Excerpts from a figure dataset
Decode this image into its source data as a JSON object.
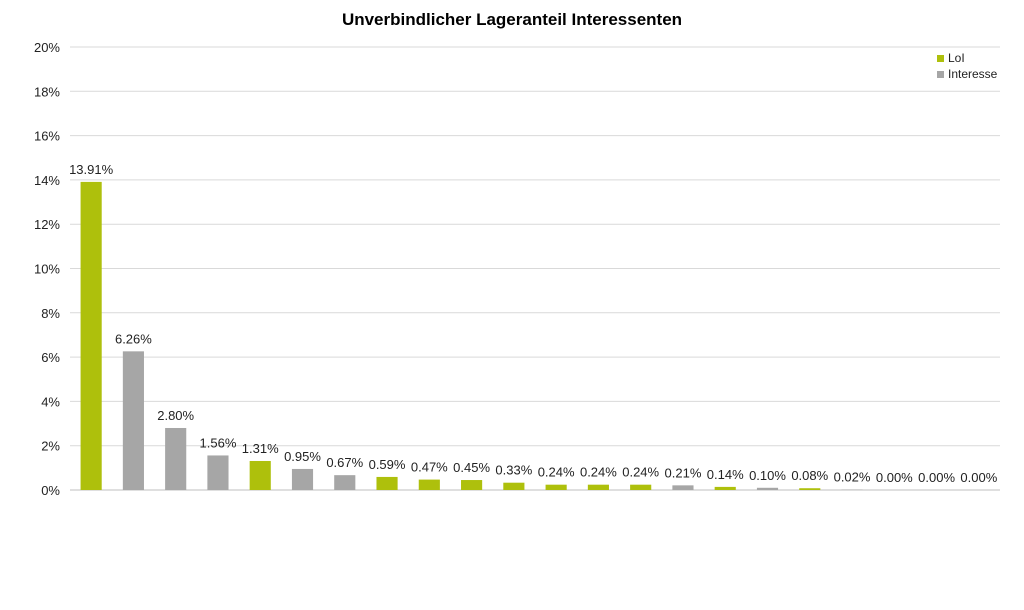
{
  "chart_data": {
    "type": "bar",
    "title": "Unverbindlicher Lageranteil Interessenten",
    "xlabel": "",
    "ylabel": "",
    "ylim": [
      0,
      20
    ],
    "yticks": [
      "0%",
      "2%",
      "4%",
      "6%",
      "8%",
      "10%",
      "12%",
      "14%",
      "16%",
      "18%",
      "20%"
    ],
    "grid": true,
    "legend_position": "top-right",
    "legend": [
      {
        "key": "lol",
        "label": "LoI",
        "color": "#aec00c"
      },
      {
        "key": "interesse",
        "label": "Interesse",
        "color": "#a6a6a6"
      }
    ],
    "values": [
      13.91,
      6.26,
      2.8,
      1.56,
      1.31,
      0.95,
      0.67,
      0.59,
      0.47,
      0.45,
      0.33,
      0.24,
      0.24,
      0.24,
      0.21,
      0.14,
      0.1,
      0.08,
      0.02,
      0.0,
      0.0,
      0.0
    ],
    "labels": [
      "13.91%",
      "6.26%",
      "2.80%",
      "1.56%",
      "1.31%",
      "0.95%",
      "0.67%",
      "0.59%",
      "0.47%",
      "0.45%",
      "0.33%",
      "0.24%",
      "0.24%",
      "0.24%",
      "0.21%",
      "0.14%",
      "0.10%",
      "0.08%",
      "0.02%",
      "0.00%",
      "0.00%",
      "0.00%"
    ],
    "series_key": [
      "lol",
      "interesse",
      "interesse",
      "interesse",
      "lol",
      "interesse",
      "interesse",
      "lol",
      "lol",
      "lol",
      "lol",
      "lol",
      "lol",
      "lol",
      "interesse",
      "lol",
      "interesse",
      "lol",
      "interesse",
      "lol",
      "lol",
      "lol"
    ]
  }
}
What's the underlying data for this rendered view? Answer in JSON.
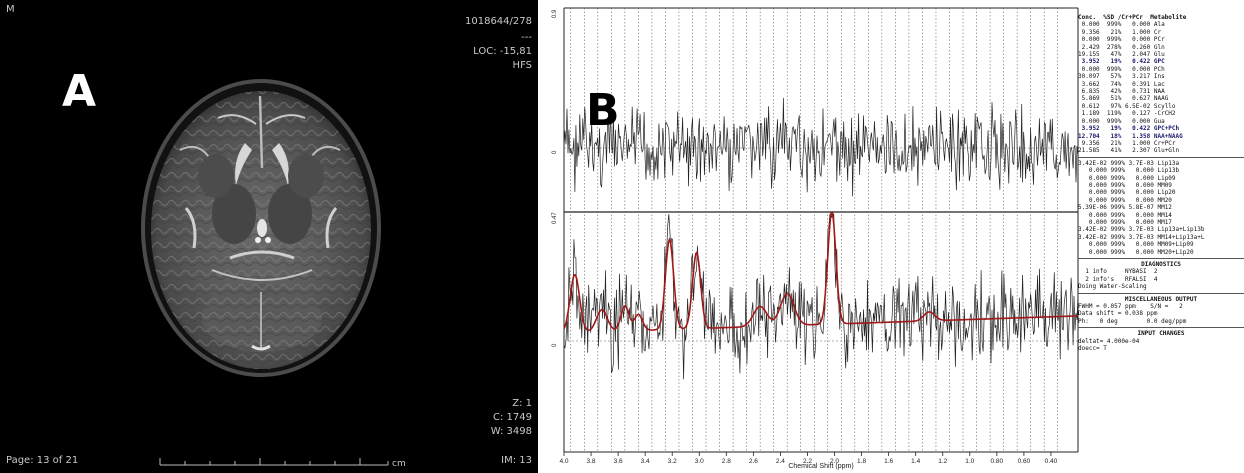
{
  "panel_a": {
    "letter": "A",
    "corner_tl": "M",
    "corner_tr_id": "1018644/278",
    "corner_tr_dots": "---",
    "loc": "LOC: -15,81",
    "hfs": "HFS",
    "z": "Z: 1",
    "c": "C: 1749",
    "w": "W: 3498",
    "page": "Page: 13 of 21",
    "im": "IM: 13",
    "ruler_unit": "cm"
  },
  "panel_b": {
    "letter": "B",
    "x_axis_title": "Chemical Shift (ppm)",
    "x_ticks": [
      "4.0",
      "3.8",
      "3.6",
      "3.4",
      "3.2",
      "3.0",
      "2.8",
      "2.6",
      "2.4",
      "2.2",
      "2.0",
      "1.8",
      "1.6",
      "1.4",
      "1.2",
      "1.0",
      "0.80",
      "0.60",
      "0.40"
    ],
    "top_plot_y_ticks": [
      "0.9",
      "0"
    ],
    "bottom_plot_y_ticks": [
      "0.47",
      "0"
    ],
    "table_header": "Conc.  %SD /Cr+PCr  Metabolite",
    "metabolites": [
      {
        "text": " 0.000  999%   0.000 Ala",
        "bold": false
      },
      {
        "text": " 9.356   21%   1.000 Cr",
        "bold": false
      },
      {
        "text": " 0.000  999%   0.000 PCr",
        "bold": false
      },
      {
        "text": " 2.429  278%   0.260 Gln",
        "bold": false
      },
      {
        "text": "19.155   47%   2.047 Glu",
        "bold": false
      },
      {
        "text": " 3.952   19%   0.422 GPC",
        "bold": true
      },
      {
        "text": " 0.000  999%   0.000 PCh",
        "bold": false
      },
      {
        "text": "30.097   57%   3.217 Ins",
        "bold": false
      },
      {
        "text": " 3.662   74%   0.391 Lac",
        "bold": false
      },
      {
        "text": " 6.835   42%   0.731 NAA",
        "bold": false
      },
      {
        "text": " 5.869   51%   0.627 NAAG",
        "bold": false
      },
      {
        "text": " 0.612   97% 6.5E-02 Scyllo",
        "bold": false
      },
      {
        "text": " 1.189  119%   0.127 -CrCH2",
        "bold": false
      },
      {
        "text": " 0.000  999%   0.000 Gua",
        "bold": false
      },
      {
        "text": " 3.952   19%   0.422 GPC+PCh",
        "bold": true
      },
      {
        "text": "12.704   18%   1.358 NAA+NAAG",
        "bold": true
      },
      {
        "text": " 9.356   21%   1.000 Cr+PCr",
        "bold": false
      },
      {
        "text": "21.585   41%   2.307 Glu+Gln",
        "bold": false
      }
    ],
    "lipids": [
      "3.42E-02 999% 3.7E-03 Lip13a",
      "   0.000 999%   0.000 Lip13b",
      "   0.000 999%   0.000 Lip09",
      "   0.000 999%   0.000 MM09",
      "   0.000 999%   0.000 Lip20",
      "   0.000 999%   0.000 MM20",
      "5.39E-06 999% 5.8E-07 MM12",
      "   0.000 999%   0.000 MM14",
      "   0.000 999%   0.000 MM17",
      "3.42E-02 999% 3.7E-03 Lip13a+Lip13b",
      "3.42E-02 999% 3.7E-03 MM14+Lip13a+L",
      "   0.000 999%   0.000 MM09+Lip09",
      "   0.000 999%   0.000 MM20+Lip20"
    ],
    "diagnostics_title": "DIAGNOSTICS",
    "diagnostics": [
      "  1 info     NYBASI  2",
      "  2 info's   RFALSI  4",
      "Doing Water-Scaling"
    ],
    "misc_title": "MISCELLANEOUS OUTPUT",
    "misc": [
      "FWHM = 0.057 ppm    S/N =   2",
      "Data shift = 0.038 ppm",
      "Ph:   0 deg        0.0 deg/ppm"
    ],
    "input_title": "INPUT CHANGES",
    "input": [
      "deltat= 4.000e-04",
      "doecc= T"
    ],
    "colors": {
      "fit": "#a01818",
      "trace": "#222222",
      "grid": "#444444"
    }
  }
}
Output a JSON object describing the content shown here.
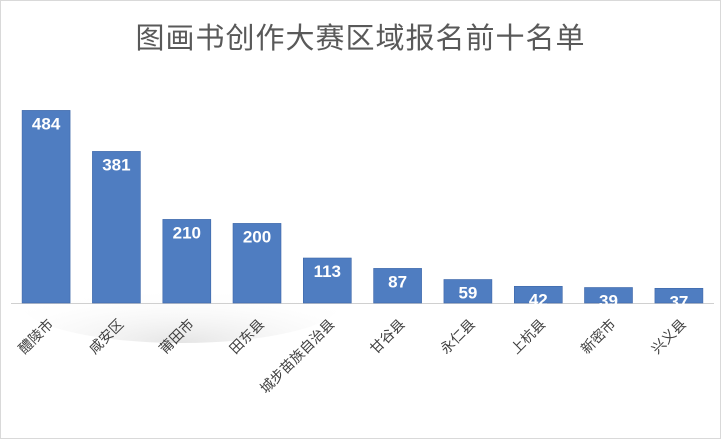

> INSTRUCTIONS FOR THE TASK
Restate the whole listing above exactly, except for its images.

> EXERCISE RESULT
Decode this image into its source data as a JSON object.
{
  "chart_data": {
    "type": "bar",
    "title": "Unverbindlicher Lageranteil Interessenten",
    "xlabel": "",
    "ylabel": "",
    "ylim": [
      0,
      20
    ],
    "yticks": [
      "0%",
      "2%",
      "4%",
      "6%",
      "8%",
      "10%",
      "12%",
      "14%",
      "16%",
      "18%",
      "20%"
    ],
    "grid": true,
    "legend_position": "top-right",
    "legend": [
      {
        "key": "lol",
        "label": "LoI",
        "color": "#aec00c"
      },
      {
        "key": "interesse",
        "label": "Interesse",
        "color": "#a6a6a6"
      }
    ],
    "values": [
      13.91,
      6.26,
      2.8,
      1.56,
      1.31,
      0.95,
      0.67,
      0.59,
      0.47,
      0.45,
      0.33,
      0.24,
      0.24,
      0.24,
      0.21,
      0.14,
      0.1,
      0.08,
      0.02,
      0.0,
      0.0,
      0.0
    ],
    "labels": [
      "13.91%",
      "6.26%",
      "2.80%",
      "1.56%",
      "1.31%",
      "0.95%",
      "0.67%",
      "0.59%",
      "0.47%",
      "0.45%",
      "0.33%",
      "0.24%",
      "0.24%",
      "0.24%",
      "0.21%",
      "0.14%",
      "0.10%",
      "0.08%",
      "0.02%",
      "0.00%",
      "0.00%",
      "0.00%"
    ],
    "series_key": [
      "lol",
      "interesse",
      "interesse",
      "interesse",
      "lol",
      "interesse",
      "interesse",
      "lol",
      "lol",
      "lol",
      "lol",
      "lol",
      "lol",
      "lol",
      "interesse",
      "lol",
      "interesse",
      "lol",
      "interesse",
      "lol",
      "lol",
      "lol"
    ]
  }
}
What's the underlying data for this rendered view? Answer in JSON.
{
  "panel_a": {
    "letter": "A",
    "corner_tl": "M",
    "corner_tr_id": "1018644/278",
    "corner_tr_dots": "---",
    "loc": "LOC: -15,81",
    "hfs": "HFS",
    "z": "Z: 1",
    "c": "C: 1749",
    "w": "W: 3498",
    "page": "Page: 13 of 21",
    "im": "IM: 13",
    "ruler_unit": "cm"
  },
  "panel_b": {
    "letter": "B",
    "x_axis_title": "Chemical Shift (ppm)",
    "x_ticks": [
      "4.0",
      "3.8",
      "3.6",
      "3.4",
      "3.2",
      "3.0",
      "2.8",
      "2.6",
      "2.4",
      "2.2",
      "2.0",
      "1.8",
      "1.6",
      "1.4",
      "1.2",
      "1.0",
      "0.80",
      "0.60",
      "0.40"
    ],
    "top_plot_y_ticks": [
      "0.9",
      "0"
    ],
    "bottom_plot_y_ticks": [
      "0.47",
      "0"
    ],
    "table_header": "Conc.  %SD /Cr+PCr  Metabolite",
    "metabolites": [
      {
        "text": " 0.000  999%   0.000 Ala",
        "bold": false
      },
      {
        "text": " 9.356   21%   1.000 Cr",
        "bold": false
      },
      {
        "text": " 0.000  999%   0.000 PCr",
        "bold": false
      },
      {
        "text": " 2.429  278%   0.260 Gln",
        "bold": false
      },
      {
        "text": "19.155   47%   2.047 Glu",
        "bold": false
      },
      {
        "text": " 3.952   19%   0.422 GPC",
        "bold": true
      },
      {
        "text": " 0.000  999%   0.000 PCh",
        "bold": false
      },
      {
        "text": "30.097   57%   3.217 Ins",
        "bold": false
      },
      {
        "text": " 3.662   74%   0.391 Lac",
        "bold": false
      },
      {
        "text": " 6.835   42%   0.731 NAA",
        "bold": false
      },
      {
        "text": " 5.869   51%   0.627 NAAG",
        "bold": false
      },
      {
        "text": " 0.612   97% 6.5E-02 Scyllo",
        "bold": false
      },
      {
        "text": " 1.189  119%   0.127 -CrCH2",
        "bold": false
      },
      {
        "text": " 0.000  999%   0.000 Gua",
        "bold": false
      },
      {
        "text": " 3.952   19%   0.422 GPC+PCh",
        "bold": true
      },
      {
        "text": "12.704   18%   1.358 NAA+NAAG",
        "bold": true
      },
      {
        "text": " 9.356   21%   1.000 Cr+PCr",
        "bold": false
      },
      {
        "text": "21.585   41%   2.307 Glu+Gln",
        "bold": false
      }
    ],
    "lipids": [
      "3.42E-02 999% 3.7E-03 Lip13a",
      "   0.000 999%   0.000 Lip13b",
      "   0.000 999%   0.000 Lip09",
      "   0.000 999%   0.000 MM09",
      "   0.000 999%   0.000 Lip20",
      "   0.000 999%   0.000 MM20",
      "5.39E-06 999% 5.8E-07 MM12",
      "   0.000 999%   0.000 MM14",
      "   0.000 999%   0.000 MM17",
      "3.42E-02 999% 3.7E-03 Lip13a+Lip13b",
      "3.42E-02 999% 3.7E-03 MM14+Lip13a+L",
      "   0.000 999%   0.000 MM09+Lip09",
      "   0.000 999%   0.000 MM20+Lip20"
    ],
    "diagnostics_title": "DIAGNOSTICS",
    "diagnostics": [
      "  1 info     NYBASI  2",
      "  2 info's   RFALSI  4",
      "Doing Water-Scaling"
    ],
    "misc_title": "MISCELLANEOUS OUTPUT",
    "misc": [
      "FWHM = 0.057 ppm    S/N =   2",
      "Data shift = 0.038 ppm",
      "Ph:   0 deg        0.0 deg/ppm"
    ],
    "input_title": "INPUT CHANGES",
    "input": [
      "deltat= 4.000e-04",
      "doecc= T"
    ],
    "colors": {
      "fit": "#a01818",
      "trace": "#222222",
      "grid": "#444444"
    }
  }
}
Output a JSON object describing the content shown here.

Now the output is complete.